• _GIVEN INSTRUCTION_: Counting only lines that hold "text", give the total and nothing more.

(Data listing)
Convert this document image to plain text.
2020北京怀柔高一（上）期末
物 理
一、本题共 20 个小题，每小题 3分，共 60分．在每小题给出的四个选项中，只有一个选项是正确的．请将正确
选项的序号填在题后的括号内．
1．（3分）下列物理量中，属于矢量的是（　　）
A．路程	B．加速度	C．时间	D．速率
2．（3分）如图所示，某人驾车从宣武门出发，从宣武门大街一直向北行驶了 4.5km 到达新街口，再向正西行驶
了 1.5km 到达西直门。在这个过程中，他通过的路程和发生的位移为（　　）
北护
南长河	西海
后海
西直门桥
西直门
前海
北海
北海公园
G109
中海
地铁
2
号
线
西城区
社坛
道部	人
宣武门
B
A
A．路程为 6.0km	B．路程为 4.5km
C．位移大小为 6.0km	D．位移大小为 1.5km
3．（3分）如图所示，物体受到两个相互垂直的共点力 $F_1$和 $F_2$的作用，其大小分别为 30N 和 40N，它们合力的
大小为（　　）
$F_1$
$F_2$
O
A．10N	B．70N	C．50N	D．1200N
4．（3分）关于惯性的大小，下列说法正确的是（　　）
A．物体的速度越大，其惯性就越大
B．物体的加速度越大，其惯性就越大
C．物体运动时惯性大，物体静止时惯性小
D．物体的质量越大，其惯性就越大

==

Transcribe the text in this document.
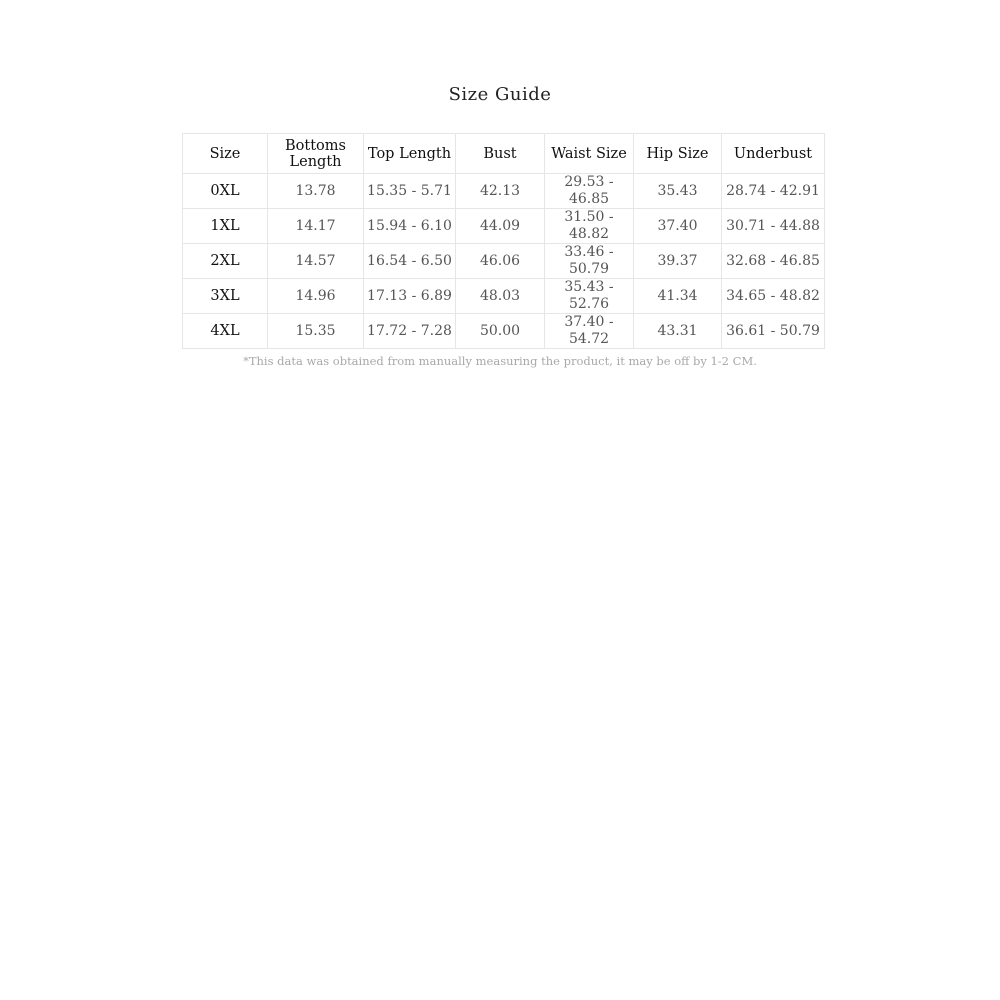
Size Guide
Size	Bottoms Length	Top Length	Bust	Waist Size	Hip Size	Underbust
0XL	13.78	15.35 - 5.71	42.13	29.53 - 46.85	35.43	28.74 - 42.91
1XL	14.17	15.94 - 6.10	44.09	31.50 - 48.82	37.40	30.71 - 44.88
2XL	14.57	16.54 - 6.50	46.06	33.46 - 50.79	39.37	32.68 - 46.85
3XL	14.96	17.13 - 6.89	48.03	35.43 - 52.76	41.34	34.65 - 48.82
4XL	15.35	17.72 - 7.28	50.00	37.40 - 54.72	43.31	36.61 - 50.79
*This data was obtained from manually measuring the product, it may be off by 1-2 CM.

* * *

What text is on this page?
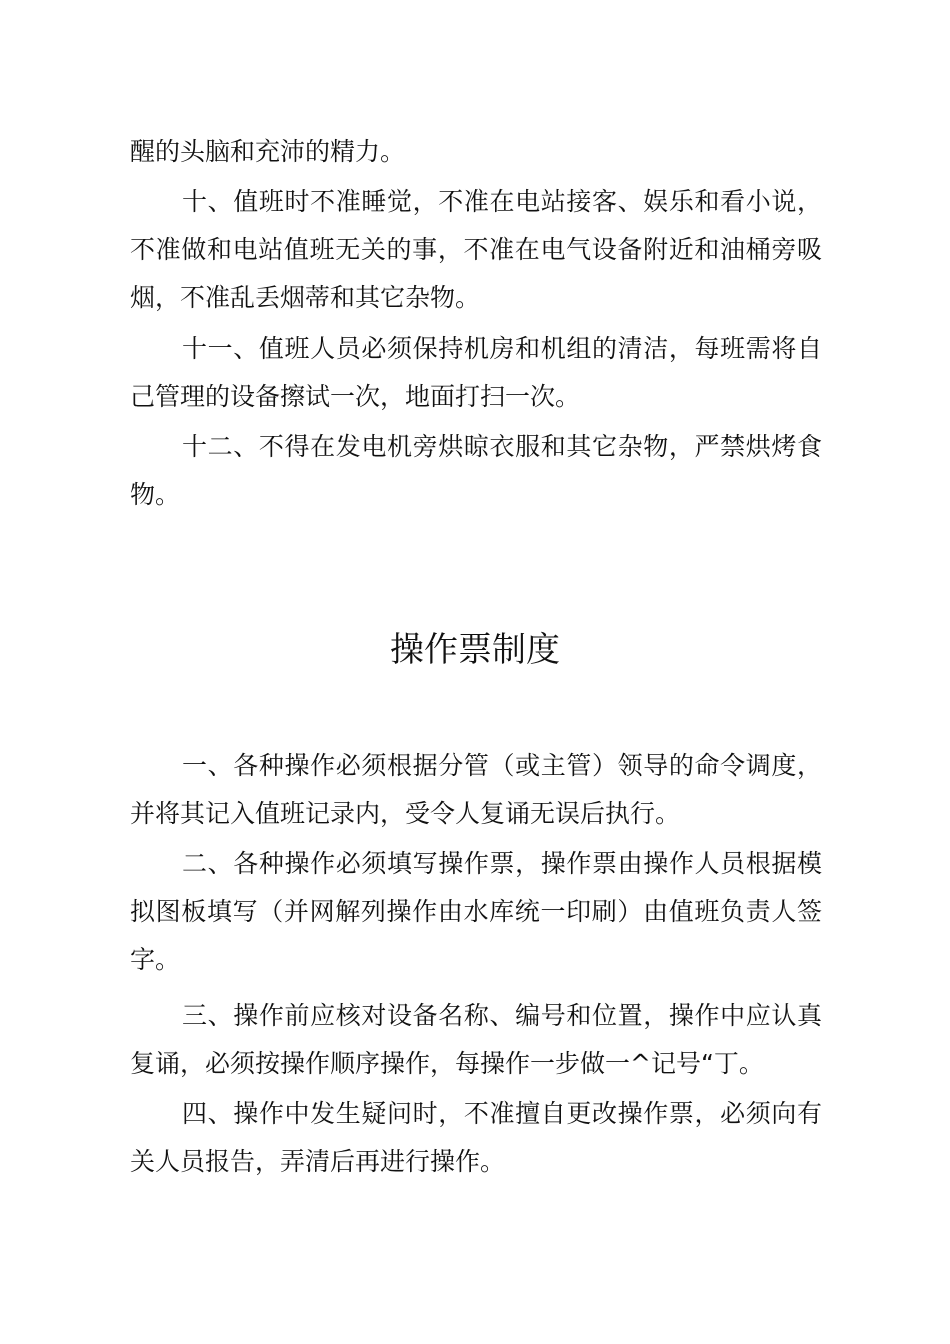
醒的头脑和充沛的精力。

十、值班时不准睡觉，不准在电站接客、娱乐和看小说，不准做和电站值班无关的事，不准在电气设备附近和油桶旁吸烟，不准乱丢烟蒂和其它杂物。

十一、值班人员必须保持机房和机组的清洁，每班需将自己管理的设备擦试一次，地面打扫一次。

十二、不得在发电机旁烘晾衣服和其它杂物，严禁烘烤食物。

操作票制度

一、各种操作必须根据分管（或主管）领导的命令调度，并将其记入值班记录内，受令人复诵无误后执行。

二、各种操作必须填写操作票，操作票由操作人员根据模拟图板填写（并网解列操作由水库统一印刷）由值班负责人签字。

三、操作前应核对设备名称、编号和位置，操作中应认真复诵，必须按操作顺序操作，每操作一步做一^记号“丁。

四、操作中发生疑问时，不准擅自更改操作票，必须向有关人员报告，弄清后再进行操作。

• _OUTPUT OF THE EXERCISE_: 3